=== Available data ===

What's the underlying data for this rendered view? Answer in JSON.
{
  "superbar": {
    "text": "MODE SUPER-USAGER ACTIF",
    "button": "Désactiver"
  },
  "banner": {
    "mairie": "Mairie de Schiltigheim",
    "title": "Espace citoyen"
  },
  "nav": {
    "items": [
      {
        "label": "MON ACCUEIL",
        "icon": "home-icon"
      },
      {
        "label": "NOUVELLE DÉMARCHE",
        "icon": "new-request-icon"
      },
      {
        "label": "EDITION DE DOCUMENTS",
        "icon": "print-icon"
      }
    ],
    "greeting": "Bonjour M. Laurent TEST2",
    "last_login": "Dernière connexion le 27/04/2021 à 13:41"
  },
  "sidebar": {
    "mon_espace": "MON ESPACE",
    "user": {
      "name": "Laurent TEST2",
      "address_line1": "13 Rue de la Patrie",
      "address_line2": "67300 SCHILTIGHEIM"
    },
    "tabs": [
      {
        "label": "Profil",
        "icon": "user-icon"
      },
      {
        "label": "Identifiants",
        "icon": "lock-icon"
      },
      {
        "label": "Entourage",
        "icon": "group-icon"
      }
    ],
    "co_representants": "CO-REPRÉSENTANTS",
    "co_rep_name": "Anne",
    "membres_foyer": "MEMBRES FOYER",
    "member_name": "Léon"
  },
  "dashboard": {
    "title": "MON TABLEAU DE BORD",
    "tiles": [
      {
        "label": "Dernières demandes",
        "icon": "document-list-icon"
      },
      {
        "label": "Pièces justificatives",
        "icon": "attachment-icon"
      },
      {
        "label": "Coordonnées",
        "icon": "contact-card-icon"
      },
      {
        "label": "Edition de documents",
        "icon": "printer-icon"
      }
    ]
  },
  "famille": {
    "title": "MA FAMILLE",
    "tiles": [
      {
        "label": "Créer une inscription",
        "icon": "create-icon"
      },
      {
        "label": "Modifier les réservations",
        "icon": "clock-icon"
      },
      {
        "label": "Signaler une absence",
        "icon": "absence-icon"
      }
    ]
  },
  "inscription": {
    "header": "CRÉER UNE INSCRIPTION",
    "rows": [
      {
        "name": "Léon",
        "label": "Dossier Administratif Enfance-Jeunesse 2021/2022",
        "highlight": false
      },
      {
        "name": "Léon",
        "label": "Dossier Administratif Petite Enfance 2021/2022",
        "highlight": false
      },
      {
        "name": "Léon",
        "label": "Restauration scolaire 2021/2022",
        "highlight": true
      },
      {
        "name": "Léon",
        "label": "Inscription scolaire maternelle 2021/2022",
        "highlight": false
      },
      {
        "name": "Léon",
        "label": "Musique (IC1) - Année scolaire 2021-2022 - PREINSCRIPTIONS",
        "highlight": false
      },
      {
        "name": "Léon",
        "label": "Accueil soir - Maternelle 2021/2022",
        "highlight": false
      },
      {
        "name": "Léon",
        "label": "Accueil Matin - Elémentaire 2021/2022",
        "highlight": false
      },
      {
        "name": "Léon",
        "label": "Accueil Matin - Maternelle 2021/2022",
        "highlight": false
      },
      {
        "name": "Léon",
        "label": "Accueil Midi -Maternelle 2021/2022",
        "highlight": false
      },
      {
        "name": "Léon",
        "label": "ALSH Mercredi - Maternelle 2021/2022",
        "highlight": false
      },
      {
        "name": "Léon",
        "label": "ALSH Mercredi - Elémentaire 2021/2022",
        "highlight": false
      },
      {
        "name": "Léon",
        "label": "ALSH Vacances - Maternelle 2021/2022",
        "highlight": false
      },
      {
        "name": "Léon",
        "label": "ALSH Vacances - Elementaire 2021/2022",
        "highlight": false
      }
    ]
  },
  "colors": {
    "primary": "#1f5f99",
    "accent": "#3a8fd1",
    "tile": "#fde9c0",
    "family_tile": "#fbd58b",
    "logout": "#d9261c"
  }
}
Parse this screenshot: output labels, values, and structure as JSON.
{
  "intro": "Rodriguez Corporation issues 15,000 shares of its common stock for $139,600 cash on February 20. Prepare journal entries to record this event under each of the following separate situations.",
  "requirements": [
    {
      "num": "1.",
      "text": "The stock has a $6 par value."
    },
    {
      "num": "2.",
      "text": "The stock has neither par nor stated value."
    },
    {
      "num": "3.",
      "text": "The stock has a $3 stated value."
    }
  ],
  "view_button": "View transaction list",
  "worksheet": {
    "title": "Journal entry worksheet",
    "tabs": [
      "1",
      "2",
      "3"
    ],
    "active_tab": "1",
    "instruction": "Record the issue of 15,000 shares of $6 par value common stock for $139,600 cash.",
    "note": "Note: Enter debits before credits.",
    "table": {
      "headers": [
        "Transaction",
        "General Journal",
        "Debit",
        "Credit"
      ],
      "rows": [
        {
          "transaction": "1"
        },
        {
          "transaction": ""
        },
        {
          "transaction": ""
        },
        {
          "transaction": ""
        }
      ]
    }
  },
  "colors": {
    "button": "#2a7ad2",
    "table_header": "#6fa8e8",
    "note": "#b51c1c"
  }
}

===

> _Exercise objective_
Say how many lines in the records above hold "list", and give no other text.

> _Problem solution_
2